— Begin RAW DATA —

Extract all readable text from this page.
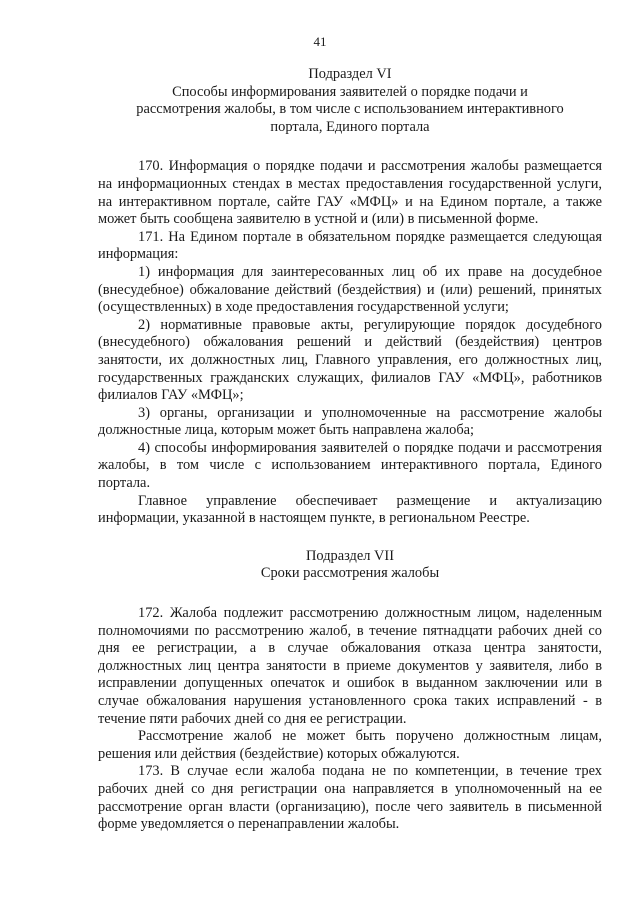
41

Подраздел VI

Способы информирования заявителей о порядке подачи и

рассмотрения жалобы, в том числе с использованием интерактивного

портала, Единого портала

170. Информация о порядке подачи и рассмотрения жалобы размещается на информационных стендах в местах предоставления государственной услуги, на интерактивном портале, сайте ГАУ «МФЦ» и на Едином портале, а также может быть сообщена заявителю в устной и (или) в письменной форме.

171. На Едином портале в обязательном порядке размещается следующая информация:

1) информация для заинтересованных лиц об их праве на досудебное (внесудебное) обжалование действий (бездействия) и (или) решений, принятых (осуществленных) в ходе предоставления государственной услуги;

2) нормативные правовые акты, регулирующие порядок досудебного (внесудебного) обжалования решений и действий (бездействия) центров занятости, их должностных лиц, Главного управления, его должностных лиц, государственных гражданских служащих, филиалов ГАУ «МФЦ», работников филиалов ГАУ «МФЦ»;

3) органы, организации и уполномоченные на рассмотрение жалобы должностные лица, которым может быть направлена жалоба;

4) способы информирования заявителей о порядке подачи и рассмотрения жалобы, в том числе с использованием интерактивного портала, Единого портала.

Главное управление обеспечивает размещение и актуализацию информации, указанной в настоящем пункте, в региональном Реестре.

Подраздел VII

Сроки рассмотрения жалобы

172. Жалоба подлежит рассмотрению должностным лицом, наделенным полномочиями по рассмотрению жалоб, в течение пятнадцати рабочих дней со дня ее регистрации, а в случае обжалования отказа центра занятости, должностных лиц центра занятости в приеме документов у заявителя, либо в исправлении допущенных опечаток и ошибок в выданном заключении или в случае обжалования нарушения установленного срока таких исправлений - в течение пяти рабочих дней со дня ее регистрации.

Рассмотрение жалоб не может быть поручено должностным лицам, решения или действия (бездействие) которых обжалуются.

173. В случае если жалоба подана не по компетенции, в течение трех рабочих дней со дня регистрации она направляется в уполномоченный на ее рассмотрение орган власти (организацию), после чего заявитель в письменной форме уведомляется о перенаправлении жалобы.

— End RAW DATA —
— Begin RAW DATA —

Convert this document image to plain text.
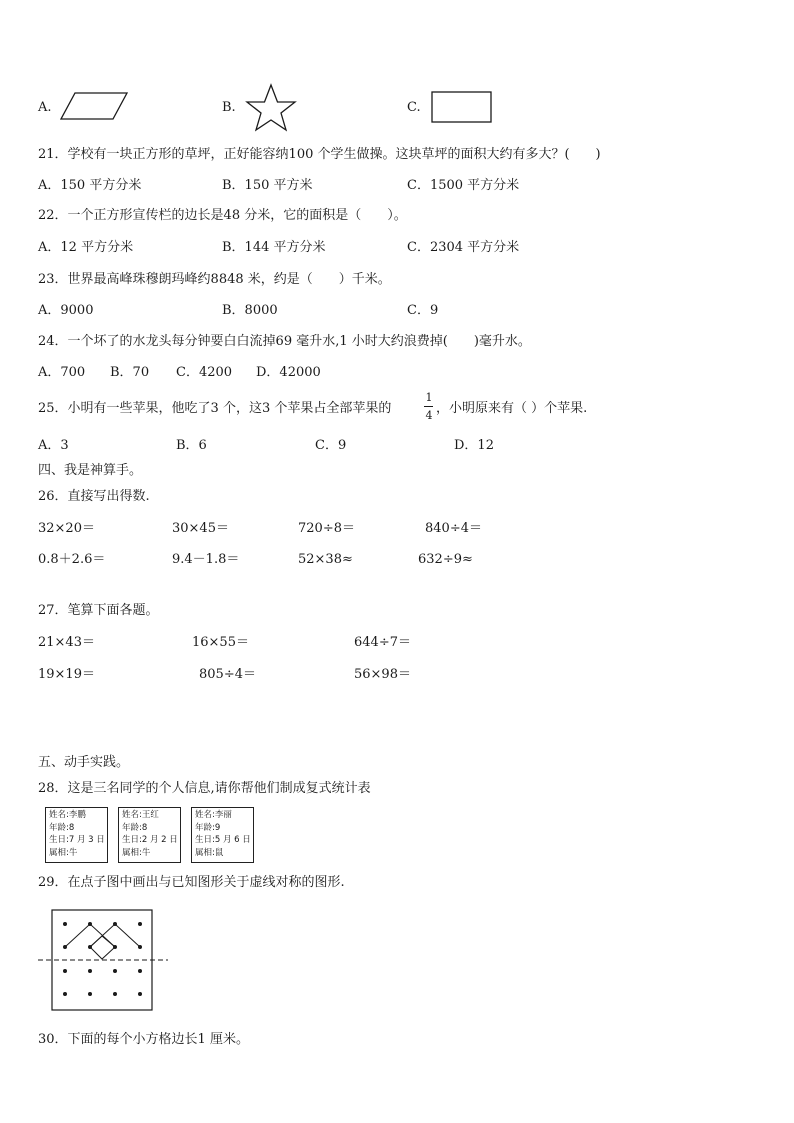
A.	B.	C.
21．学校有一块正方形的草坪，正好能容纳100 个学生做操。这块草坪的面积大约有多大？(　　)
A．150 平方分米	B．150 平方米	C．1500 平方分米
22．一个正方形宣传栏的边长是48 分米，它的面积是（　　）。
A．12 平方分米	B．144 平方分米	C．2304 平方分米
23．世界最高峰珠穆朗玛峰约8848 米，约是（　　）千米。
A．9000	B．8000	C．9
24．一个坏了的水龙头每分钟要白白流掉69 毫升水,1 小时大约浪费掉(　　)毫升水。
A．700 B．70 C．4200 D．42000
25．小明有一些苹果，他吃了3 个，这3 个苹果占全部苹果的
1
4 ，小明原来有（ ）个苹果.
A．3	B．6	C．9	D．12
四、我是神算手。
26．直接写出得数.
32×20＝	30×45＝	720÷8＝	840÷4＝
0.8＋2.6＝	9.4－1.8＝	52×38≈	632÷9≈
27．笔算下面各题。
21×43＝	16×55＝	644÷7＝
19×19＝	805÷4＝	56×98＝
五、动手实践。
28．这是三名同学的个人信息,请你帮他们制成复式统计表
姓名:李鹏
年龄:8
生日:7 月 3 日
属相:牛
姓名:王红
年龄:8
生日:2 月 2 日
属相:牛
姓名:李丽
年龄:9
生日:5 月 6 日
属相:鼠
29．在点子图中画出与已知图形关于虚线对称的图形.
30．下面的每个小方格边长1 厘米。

— End RAW DATA —
— Begin RAW DATA —

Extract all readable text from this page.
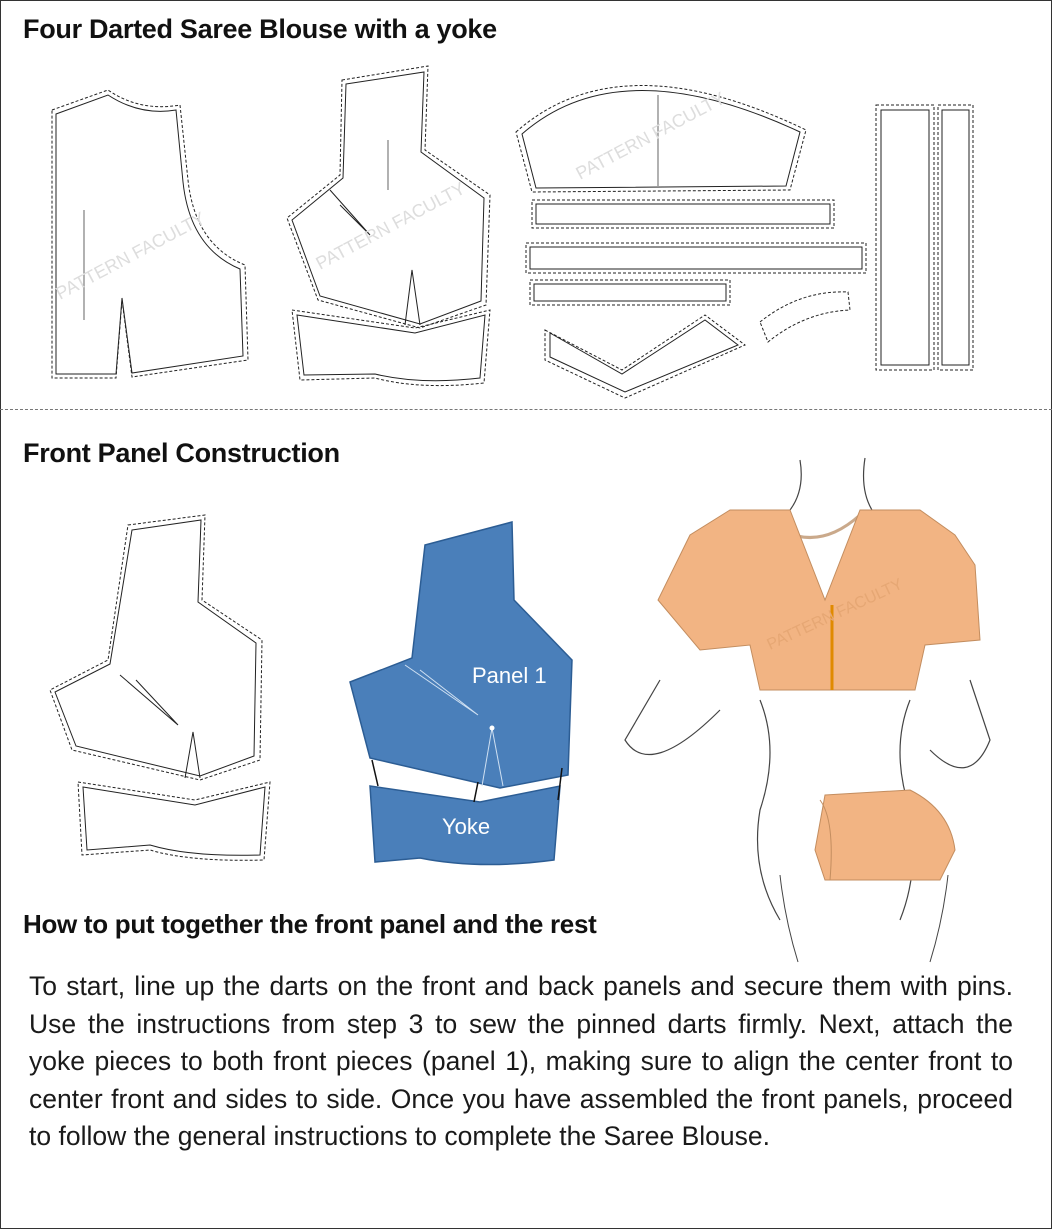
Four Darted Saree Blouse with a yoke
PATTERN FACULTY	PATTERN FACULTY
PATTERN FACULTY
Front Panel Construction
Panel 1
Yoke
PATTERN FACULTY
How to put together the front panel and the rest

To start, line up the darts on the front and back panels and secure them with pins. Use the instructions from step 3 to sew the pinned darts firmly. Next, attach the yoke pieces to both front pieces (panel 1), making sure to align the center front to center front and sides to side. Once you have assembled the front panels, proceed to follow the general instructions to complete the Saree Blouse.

— End RAW DATA —

**GIVEN PROBLEM**
Figure out how many lines of the data above include "平方分米", then give the number and nothing more.

**ANSWER FOR THIS EXERCISE**
2